- TASK DIRECTIONS -
Of the lines below, count those containing the word "suffix". Reply with the number alone.

- SUPPLIED DATA -
┏━━

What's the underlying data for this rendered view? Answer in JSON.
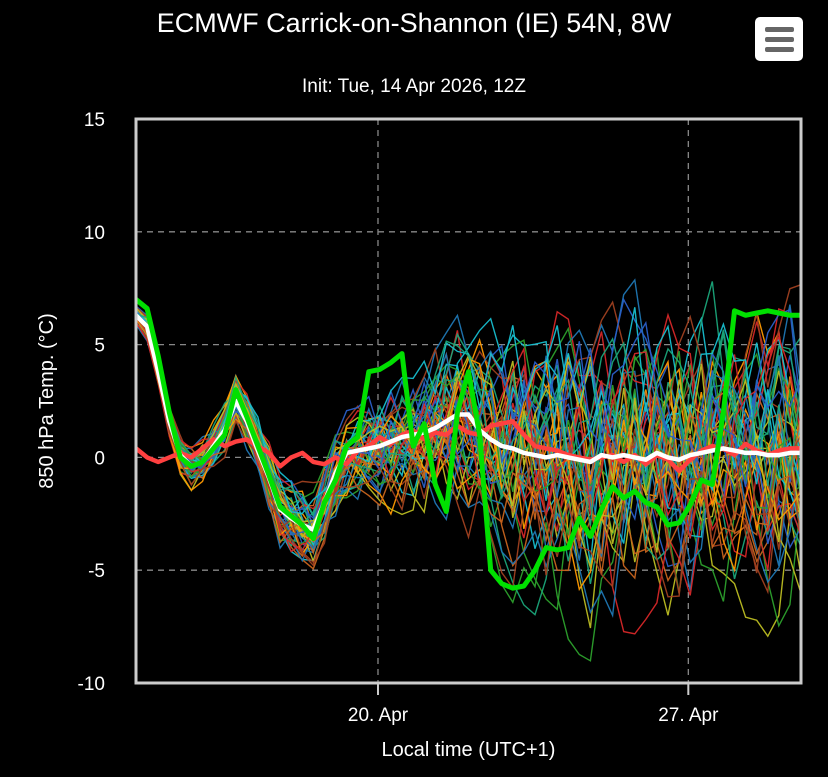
{
  "header": {
    "title": "ECMWF Carrick-on-Shannon (IE) 54N, 8W",
    "subtitle": "Init: Tue, 14 Apr 2026, 12Z",
    "menu_icon": "hamburger-menu-icon"
  },
  "colors": {
    "background": "#000000",
    "grid": "#888888",
    "frame": "#cccccc",
    "control_run": "#00e000",
    "ensemble_mean": "#ffffff",
    "climate": "#ff4040",
    "member_palette": [
      "#1f77b4",
      "#ff9900",
      "#2ca02c",
      "#d62728",
      "#17becf",
      "#bcbd22",
      "#2a5fc8",
      "#c8641e",
      "#1aa57a",
      "#a04020"
    ]
  },
  "chart_data": {
    "type": "line",
    "title": "ECMWF Carrick-on-Shannon (IE) 54N, 8W",
    "subtitle": "Init: Tue, 14 Apr 2026, 12Z",
    "xlabel": "Local time (UTC+1)",
    "ylabel": "850 hPa Temp. (°C)",
    "ylim": [
      -10,
      15
    ],
    "yticks": [
      15,
      10,
      5,
      0,
      -5,
      -10
    ],
    "x_start": "2026-04-14 13:00",
    "x_end": "2026-04-29 13:00",
    "xticks": [
      {
        "x": "2026-04-20 00:00",
        "label": "20. Apr"
      },
      {
        "x": "2026-04-27 00:00",
        "label": "27. Apr"
      }
    ],
    "step_hours": 6,
    "grid": true,
    "legend": "none",
    "ensemble_members": 50,
    "ensemble_spread_note": "",
    "series": [
      {
        "role": "control",
        "values": [
          7.0,
          6.6,
          4.5,
          2.0,
          0.0,
          -0.4,
          -0.2,
          0.4,
          1.0,
          3.0,
          1.8,
          0.5,
          -0.8,
          -2.2,
          -2.6,
          -3.0,
          -3.6,
          -2.0,
          -1.0,
          0.5,
          0.9,
          3.8,
          3.9,
          4.2,
          4.6,
          0.5,
          1.5,
          -1.2,
          -2.4,
          2.0,
          3.8,
          1.0,
          -5.0,
          -5.6,
          -5.8,
          -5.7,
          -5.0,
          -4.0,
          -4.1,
          -4.0,
          -2.7,
          -3.5,
          -2.3,
          -1.3,
          -1.8,
          -1.5,
          -2.0,
          -2.2,
          -3.0,
          -2.9,
          -2.1,
          -1.0,
          -1.2,
          2.0,
          6.5,
          6.3,
          6.4,
          6.5,
          6.4,
          6.3,
          6.3
        ]
      },
      {
        "role": "mean",
        "values": [
          6.3,
          5.8,
          3.8,
          1.6,
          0.1,
          -0.4,
          -0.2,
          0.5,
          1.2,
          2.5,
          1.6,
          0.3,
          -0.9,
          -2.3,
          -2.7,
          -3.0,
          -3.2,
          -2.0,
          -0.7,
          0.2,
          0.3,
          0.4,
          0.5,
          0.7,
          0.9,
          1.0,
          1.1,
          1.3,
          1.6,
          1.9,
          1.9,
          1.2,
          0.8,
          0.5,
          0.4,
          0.2,
          0.1,
          0.0,
          0.1,
          0.0,
          -0.1,
          -0.2,
          0.1,
          0.0,
          0.1,
          0.0,
          -0.1,
          0.2,
          0.0,
          -0.1,
          0.1,
          0.2,
          0.3,
          0.4,
          0.3,
          0.2,
          0.2,
          0.1,
          0.1,
          0.2,
          0.2
        ]
      },
      {
        "role": "climate",
        "values": [
          0.4,
          0.0,
          -0.2,
          0.0,
          0.2,
          0.0,
          0.4,
          0.8,
          0.5,
          0.7,
          0.8,
          0.5,
          0.2,
          -0.4,
          0.0,
          0.2,
          -0.2,
          -0.3,
          0.0,
          -0.3,
          0.3,
          0.5,
          0.9,
          0.6,
          1.0,
          1.2,
          0.8,
          1.1,
          1.0,
          1.4,
          1.1,
          1.0,
          1.4,
          1.5,
          1.6,
          1.0,
          0.5,
          0.4,
          0.3,
          0.1,
          0.0,
          -0.1,
          0.0,
          0.1,
          -0.2,
          0.1,
          -0.3,
          0.1,
          -0.1,
          -0.6,
          -0.1,
          0.3,
          0.5,
          0.4,
          0.1,
          0.6,
          0.3,
          0.1,
          0.3,
          0.4,
          0.4
        ]
      }
    ]
  }
}
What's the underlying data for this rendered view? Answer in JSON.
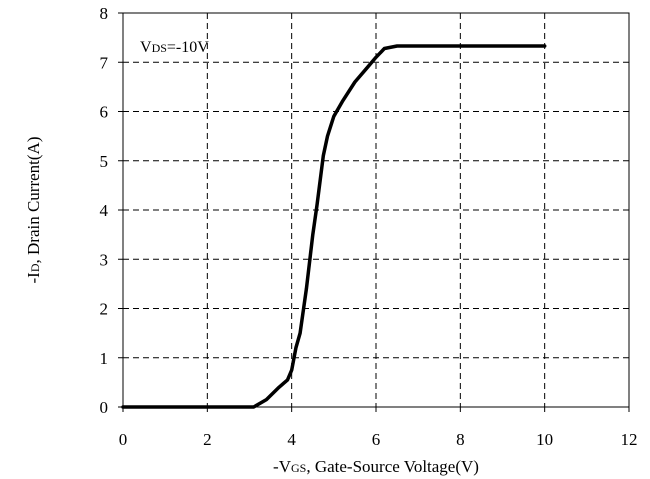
{
  "chart_data": {
    "type": "line",
    "title": "",
    "xlabel": {
      "prefix": "-V",
      "sub": "GS",
      "suffix": ", Gate-Source Voltage(V)"
    },
    "ylabel": {
      "prefix": "-I",
      "sub": "D",
      "suffix": ", Drain Current(A)"
    },
    "xlim": [
      0,
      12
    ],
    "ylim": [
      0,
      8
    ],
    "xticks": [
      0,
      2,
      4,
      6,
      8,
      10,
      12
    ],
    "yticks": [
      0,
      1,
      2,
      3,
      4,
      5,
      6,
      7,
      8
    ],
    "grid": true,
    "annotation": {
      "prefix": "V",
      "sub": "DS",
      "suffix": "=-10V"
    },
    "series": [
      {
        "x": [
          0,
          3.1,
          3.4,
          3.7,
          3.9,
          4.0,
          4.1,
          4.2,
          4.35,
          4.5,
          4.6,
          4.75,
          4.85,
          5.0,
          5.2,
          5.5,
          5.8,
          6.0,
          6.2,
          6.5,
          7.0,
          8.0,
          9.0,
          10.0
        ],
        "y": [
          0,
          0,
          0.15,
          0.4,
          0.55,
          0.75,
          1.2,
          1.5,
          2.4,
          3.5,
          4.1,
          5.1,
          5.5,
          5.9,
          6.2,
          6.6,
          6.9,
          7.1,
          7.28,
          7.33,
          7.33,
          7.33,
          7.33,
          7.33
        ],
        "color": "#000000"
      }
    ]
  }
}
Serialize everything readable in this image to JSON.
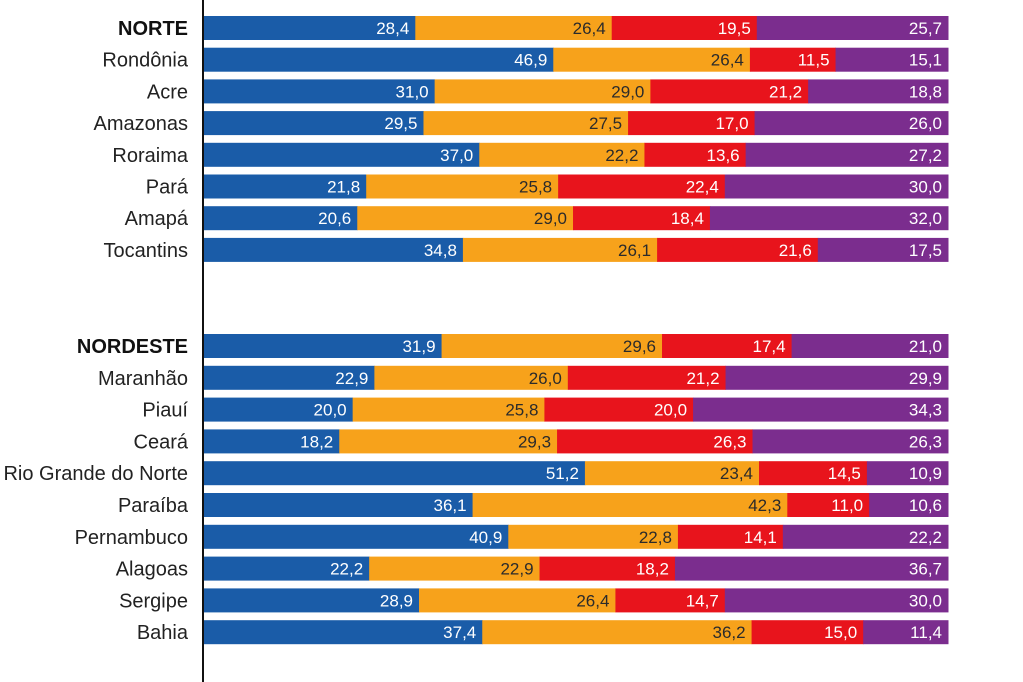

┗━━

- ANSWER IN FULL -
3